Please update the rows below by replacing "home run" with "homer" wherever it occurs, leaving everything else unchanged.
########
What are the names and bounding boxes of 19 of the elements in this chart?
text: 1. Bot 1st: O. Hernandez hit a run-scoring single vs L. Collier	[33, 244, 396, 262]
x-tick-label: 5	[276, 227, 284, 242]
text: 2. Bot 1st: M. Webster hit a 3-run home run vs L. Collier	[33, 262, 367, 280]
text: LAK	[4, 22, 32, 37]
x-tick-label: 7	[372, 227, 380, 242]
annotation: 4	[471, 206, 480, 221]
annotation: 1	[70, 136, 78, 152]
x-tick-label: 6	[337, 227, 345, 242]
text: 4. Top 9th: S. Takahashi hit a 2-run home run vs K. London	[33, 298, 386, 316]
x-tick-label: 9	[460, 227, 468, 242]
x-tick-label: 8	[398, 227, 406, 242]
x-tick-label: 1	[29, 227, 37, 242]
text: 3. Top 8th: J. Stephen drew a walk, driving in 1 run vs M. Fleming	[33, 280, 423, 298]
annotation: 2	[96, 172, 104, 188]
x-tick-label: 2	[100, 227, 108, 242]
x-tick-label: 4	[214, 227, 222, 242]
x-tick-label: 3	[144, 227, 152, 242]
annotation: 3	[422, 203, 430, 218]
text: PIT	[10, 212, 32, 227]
########
### ANSWER TO THIS PROBLEM
What are the names and bounding boxes of 19 of the elements in this chart?
text: 1. Bot 1st: O. Hernandez hit a run-scoring single vs L. Collier	[33, 244, 396, 262]
x-tick-label: 5	[276, 227, 284, 242]
text: 2. Bot 1st: M. Webster hit a 3-run homer vs L. Collier	[33, 262, 367, 280]
text: LAK	[4, 22, 32, 37]
x-tick-label: 7	[372, 227, 380, 242]
annotation: 4	[471, 206, 480, 221]
annotation: 1	[70, 136, 78, 152]
x-tick-label: 6	[337, 227, 345, 242]
text: 4. Top 9th: S. Takahashi hit a 2-run homer vs K. London	[33, 298, 386, 316]
x-tick-label: 9	[460, 227, 468, 242]
x-tick-label: 8	[398, 227, 406, 242]
x-tick-label: 1	[29, 227, 37, 242]
text: 3. Top 8th: J. Stephen drew a walk, driving in 1 run vs M. Fleming	[33, 280, 423, 298]
annotation: 2	[96, 172, 104, 188]
x-tick-label: 2	[100, 227, 108, 242]
x-tick-label: 4	[214, 227, 222, 242]
x-tick-label: 3	[144, 227, 152, 242]
annotation: 3	[422, 203, 430, 218]
text: PIT	[10, 212, 32, 227]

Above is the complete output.